Search the material for "host" and show all lines that contain it.

··· Data in this exercise

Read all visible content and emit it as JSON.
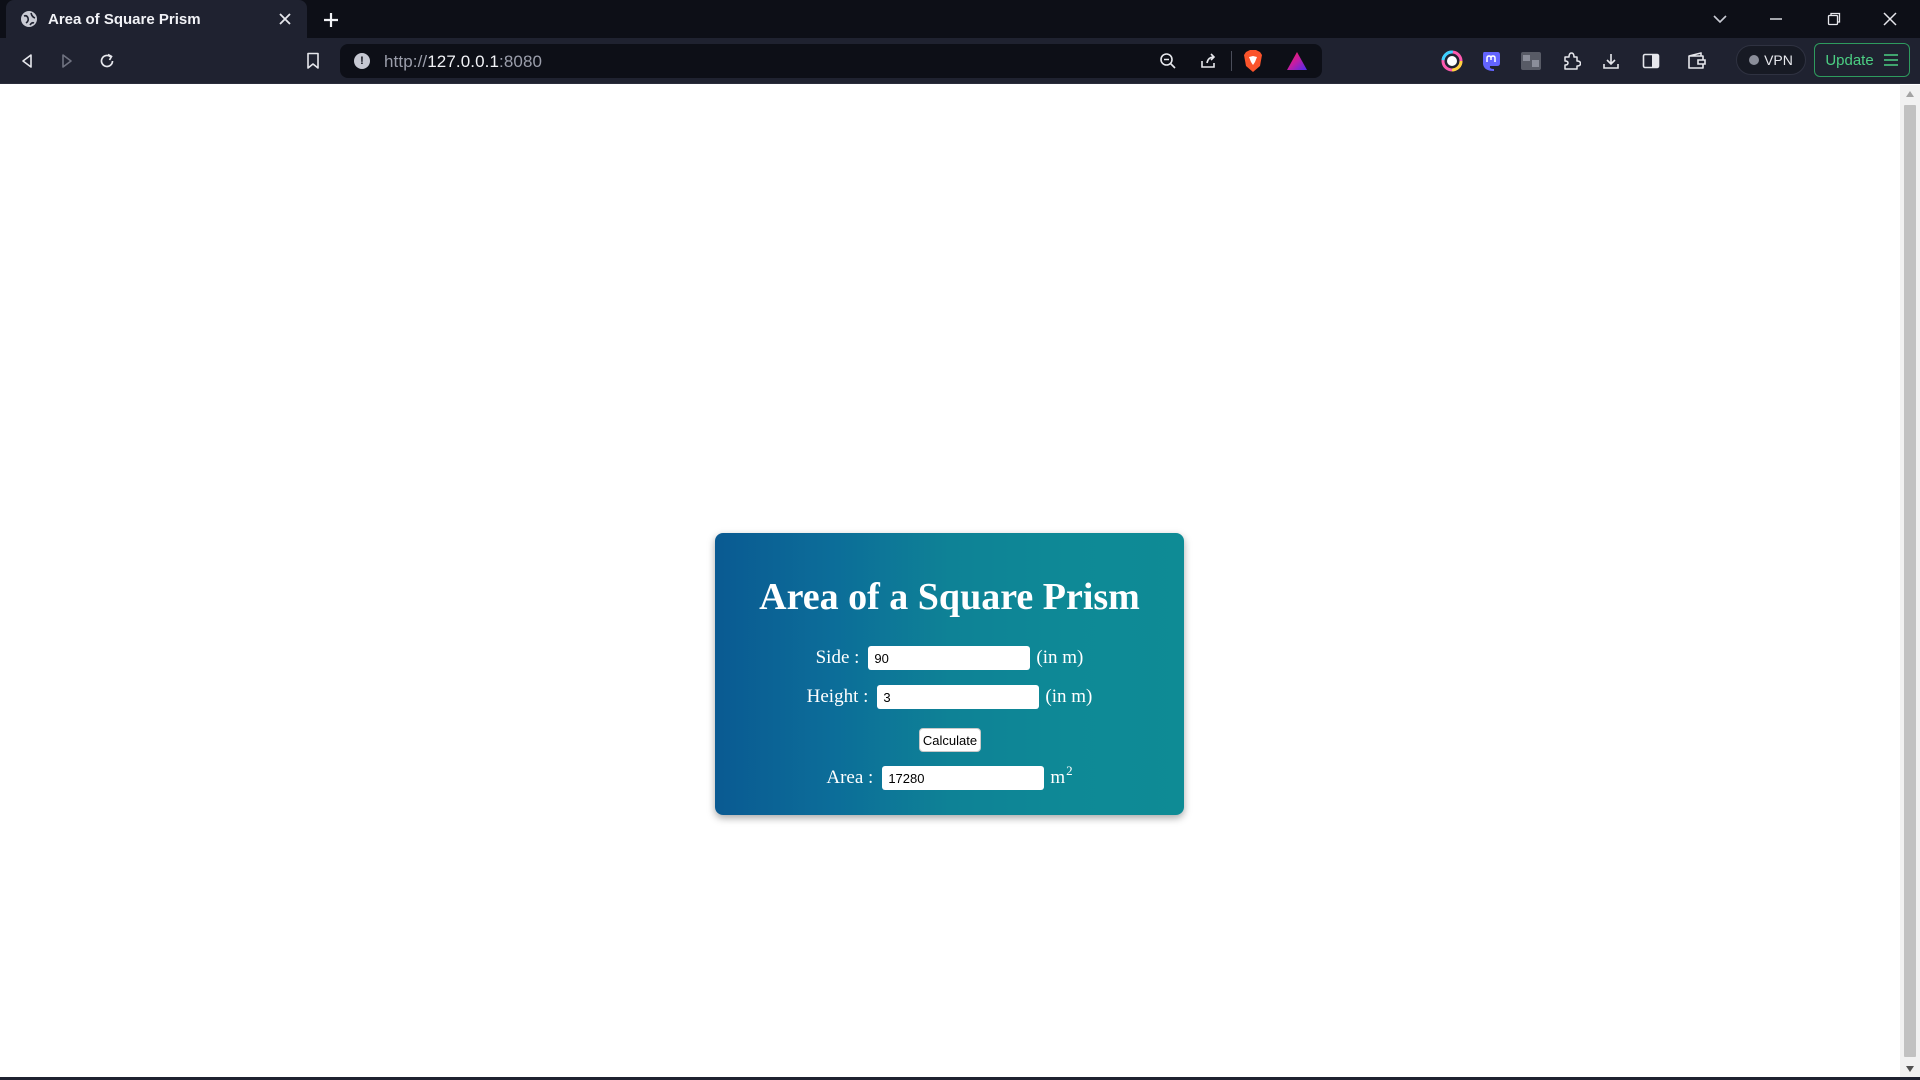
{
  "browser": {
    "tab": {
      "title": "Area of Square Prism",
      "favicon": "globe-icon"
    },
    "url": {
      "scheme": "http://",
      "host": "127.0.0.1",
      "port": ":8080"
    },
    "vpn_label": "VPN",
    "update_label": "Update"
  },
  "page": {
    "title": "Area of a Square Prism",
    "side": {
      "label": "Side :",
      "value": "90",
      "unit": "(in m)"
    },
    "height": {
      "label": "Height :",
      "value": "3",
      "unit": "(in m)"
    },
    "calculate_label": "Calculate",
    "area": {
      "label": "Area :",
      "value": "17280",
      "unit": "m",
      "unit_exponent": "2"
    }
  },
  "colors": {
    "card_gradient_start": "#0a5a92",
    "card_gradient_end": "#0e8b95",
    "update_accent": "#4ccf83",
    "browser_dark": "#0d0f17",
    "browser_toolbar": "#1f2230"
  }
}
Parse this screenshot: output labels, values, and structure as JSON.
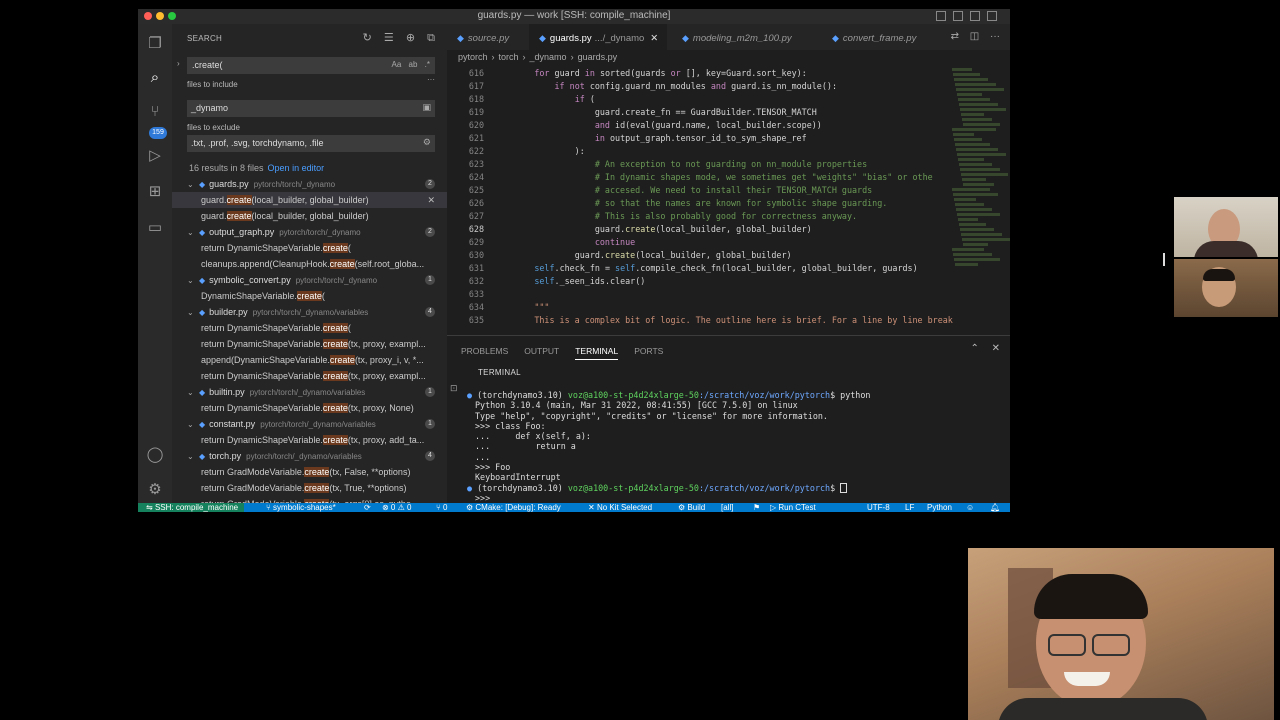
{
  "window": {
    "title": "guards.py — work [SSH: compile_machine]"
  },
  "activity_badge": "159",
  "search": {
    "header": "SEARCH",
    "query": ".create(",
    "opt_case": "Aa",
    "opt_word": "ab",
    "opt_regex": ".*",
    "include_label": "files to include",
    "include_value": "_dynamo",
    "exclude_label": "files to exclude",
    "exclude_value": ".txt, .prof, .svg, torchdynamo, .file",
    "summary": "16 results in 8 files",
    "open_in_editor": "Open in editor"
  },
  "results": [
    {
      "kind": "file",
      "name": "guards.py",
      "path": "pytorch/torch/_dynamo",
      "count": "2"
    },
    {
      "kind": "match",
      "pre": "guard.",
      "hl": "create",
      "post": "(local_builder, global_builder)",
      "selected": true
    },
    {
      "kind": "match",
      "pre": "guard.",
      "hl": "create",
      "post": "(local_builder, global_builder)"
    },
    {
      "kind": "file",
      "name": "output_graph.py",
      "path": "pytorch/torch/_dynamo",
      "count": "2"
    },
    {
      "kind": "match",
      "pre": "return DynamicShapeVariable.",
      "hl": "create",
      "post": "("
    },
    {
      "kind": "match",
      "pre": "cleanups.append(CleanupHook.",
      "hl": "create",
      "post": "(self.root_globa..."
    },
    {
      "kind": "file",
      "name": "symbolic_convert.py",
      "path": "pytorch/torch/_dynamo",
      "count": "1"
    },
    {
      "kind": "match",
      "pre": "DynamicShapeVariable.",
      "hl": "create",
      "post": "("
    },
    {
      "kind": "file",
      "name": "builder.py",
      "path": "pytorch/torch/_dynamo/variables",
      "count": "4"
    },
    {
      "kind": "match",
      "pre": "return DynamicShapeVariable.",
      "hl": "create",
      "post": "("
    },
    {
      "kind": "match",
      "pre": "return DynamicShapeVariable.",
      "hl": "create",
      "post": "(tx, proxy, exampl..."
    },
    {
      "kind": "match",
      "pre": "append(DynamicShapeVariable.",
      "hl": "create",
      "post": "(tx, proxy_i, v, *..."
    },
    {
      "kind": "match",
      "pre": "return DynamicShapeVariable.",
      "hl": "create",
      "post": "(tx, proxy, exampl..."
    },
    {
      "kind": "file",
      "name": "builtin.py",
      "path": "pytorch/torch/_dynamo/variables",
      "count": "1"
    },
    {
      "kind": "match",
      "pre": "return DynamicShapeVariable.",
      "hl": "create",
      "post": "(tx, proxy, None)"
    },
    {
      "kind": "file",
      "name": "constant.py",
      "path": "pytorch/torch/_dynamo/variables",
      "count": "1"
    },
    {
      "kind": "match",
      "pre": "return DynamicShapeVariable.",
      "hl": "create",
      "post": "(tx, proxy, add_ta..."
    },
    {
      "kind": "file",
      "name": "torch.py",
      "path": "pytorch/torch/_dynamo/variables",
      "count": "4"
    },
    {
      "kind": "match",
      "pre": "return GradModeVariable.",
      "hl": "create",
      "post": "(tx, False, **options)"
    },
    {
      "kind": "match",
      "pre": "return GradModeVariable.",
      "hl": "create",
      "post": "(tx, True, **options)"
    },
    {
      "kind": "match",
      "pre": "return GradModeVariable.",
      "hl": "create",
      "post": "(tx, args[0].as_pytho..."
    }
  ],
  "tabs": [
    {
      "name": "source.py",
      "sub": "",
      "active": false
    },
    {
      "name": "guards.py",
      "sub": ".../_dynamo",
      "active": true
    },
    {
      "name": "modeling_m2m_100.py",
      "sub": "",
      "active": false
    },
    {
      "name": "convert_frame.py",
      "sub": "",
      "active": false
    }
  ],
  "breadcrumb": [
    "pytorch",
    "torch",
    "_dynamo",
    "guards.py"
  ],
  "code": [
    {
      "n": "616",
      "t": "        for guard in sorted(guards or [], key=Guard.sort_key):"
    },
    {
      "n": "617",
      "t": "            if not config.guard_nn_modules and guard.is_nn_module():"
    },
    {
      "n": "618",
      "t": "                if ("
    },
    {
      "n": "619",
      "t": "                    guard.create_fn == GuardBuilder.TENSOR_MATCH"
    },
    {
      "n": "620",
      "t": "                    and id(eval(guard.name, local_builder.scope))"
    },
    {
      "n": "621",
      "t": "                    in output_graph.tensor_id_to_sym_shape_ref"
    },
    {
      "n": "622",
      "t": "                ):"
    },
    {
      "n": "623",
      "t": "                    # An exception to not guarding on nn_module properties"
    },
    {
      "n": "624",
      "t": "                    # In dynamic shapes mode, we sometimes get \"weights\" \"bias\" or othe"
    },
    {
      "n": "625",
      "t": "                    # accesed. We need to install their TENSOR_MATCH guards"
    },
    {
      "n": "626",
      "t": "                    # so that the names are known for symbolic shape guarding."
    },
    {
      "n": "627",
      "t": "                    # This is also probably good for correctness anyway."
    },
    {
      "n": "628",
      "t": "                    guard.create(local_builder, global_builder)"
    },
    {
      "n": "629",
      "t": "                    continue"
    },
    {
      "n": "630",
      "t": "                guard.create(local_builder, global_builder)"
    },
    {
      "n": "631",
      "t": "        self.check_fn = self.compile_check_fn(local_builder, global_builder, guards)"
    },
    {
      "n": "632",
      "t": "        self._seen_ids.clear()"
    },
    {
      "n": "633",
      "t": ""
    },
    {
      "n": "634",
      "t": "        \"\"\""
    },
    {
      "n": "635",
      "t": "        This is a complex bit of logic. The outline here is brief. For a line by line break"
    }
  ],
  "panel": {
    "tabs": [
      "PROBLEMS",
      "OUTPUT",
      "TERMINAL",
      "PORTS"
    ],
    "active": "TERMINAL",
    "terminal_label": "TERMINAL"
  },
  "terminal": {
    "env": "(torchdynamo3.10)",
    "host": "voz@a100-st-p4d24xlarge-50",
    "cwd": ":/scratch/voz/work/pytorch",
    "cmd": "$ python",
    "lines": [
      "Python 3.10.4 (main, Mar 31 2022, 08:41:55) [GCC 7.5.0] on linux",
      "Type \"help\", \"copyright\", \"credits\" or \"license\" for more information.",
      ">>> class Foo:",
      "...     def x(self, a):",
      "...         return a",
      "...",
      ">>> Foo",
      "KeyboardInterrupt",
      ">>>"
    ],
    "prompt_end": "$ "
  },
  "status": {
    "remote": "SSH: compile_machine",
    "branch": "symbolic-shapes*",
    "sync": "⟳",
    "errors": "⊗ 0 ⚠ 0",
    "ports": "⑂ 0",
    "cmake": "CMake: [Debug]: Ready",
    "kit": "No Kit Selected",
    "build": "Build",
    "all": "[all]",
    "ctest": "Run CTest",
    "encoding": "UTF-8",
    "eol": "LF",
    "language": "Python"
  },
  "colors": {
    "status_bar": "#007acc",
    "remote": "#16825d",
    "match_highlight": "#6b3a1e",
    "keyword": "#c586c0",
    "comment": "#6a9955"
  },
  "icons": [
    "explorer-icon",
    "search-icon",
    "source-control-icon",
    "run-debug-icon",
    "extensions-icon",
    "remote-icon",
    "account-icon",
    "gear-icon"
  ]
}
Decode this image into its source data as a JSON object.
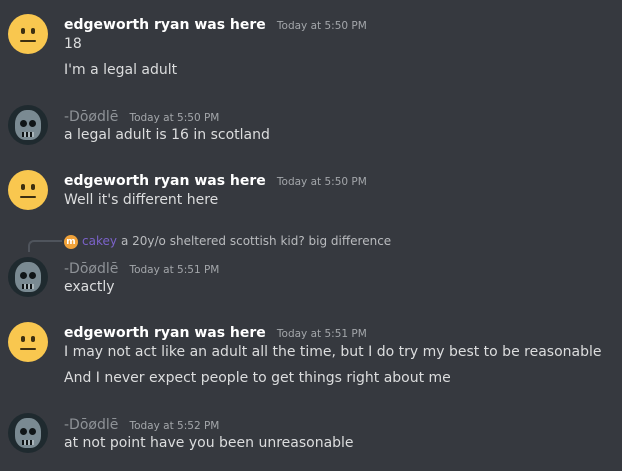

······

# [Task answer]
      "host": "127.0.0.1",
    "host": "voz@a100-st-p4d24xlarge-50",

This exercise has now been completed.